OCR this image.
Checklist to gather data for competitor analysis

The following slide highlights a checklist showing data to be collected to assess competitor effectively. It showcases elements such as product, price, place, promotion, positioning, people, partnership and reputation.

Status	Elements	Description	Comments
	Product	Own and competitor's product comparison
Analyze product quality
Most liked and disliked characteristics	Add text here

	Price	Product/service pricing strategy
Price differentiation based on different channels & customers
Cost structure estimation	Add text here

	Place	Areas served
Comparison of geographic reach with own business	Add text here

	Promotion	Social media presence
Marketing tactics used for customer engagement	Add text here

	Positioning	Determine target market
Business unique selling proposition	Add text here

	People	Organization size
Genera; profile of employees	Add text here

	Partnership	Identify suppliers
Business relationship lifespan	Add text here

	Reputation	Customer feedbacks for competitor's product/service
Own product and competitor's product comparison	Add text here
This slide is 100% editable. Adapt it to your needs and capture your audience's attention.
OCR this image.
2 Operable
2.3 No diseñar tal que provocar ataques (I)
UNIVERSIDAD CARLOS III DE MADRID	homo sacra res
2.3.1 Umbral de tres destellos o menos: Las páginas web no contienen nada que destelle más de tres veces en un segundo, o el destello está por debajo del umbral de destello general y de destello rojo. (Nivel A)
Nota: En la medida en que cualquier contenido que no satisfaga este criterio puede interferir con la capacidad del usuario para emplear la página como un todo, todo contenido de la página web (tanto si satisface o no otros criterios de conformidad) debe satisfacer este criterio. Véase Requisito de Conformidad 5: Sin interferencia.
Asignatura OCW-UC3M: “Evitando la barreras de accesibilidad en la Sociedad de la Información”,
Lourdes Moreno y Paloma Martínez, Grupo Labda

___

◆ **PROBLEM STATEMENT**
Copy each line of the preceding data that contains the string "competitor".

◆ **RESULT OF THE TASK**
Checklist to gather data for competitor analysis
The following slide highlights a checklist showing data to be collected to assess competitor effectively. It showcases elements such as product, price, place, promotion, positioning, people, partnership and reputation.
	Product	Own and competitor's product comparison
	Reputation	Customer feedbacks for competitor's product/service
Own product and competitor's product comparison	Add text here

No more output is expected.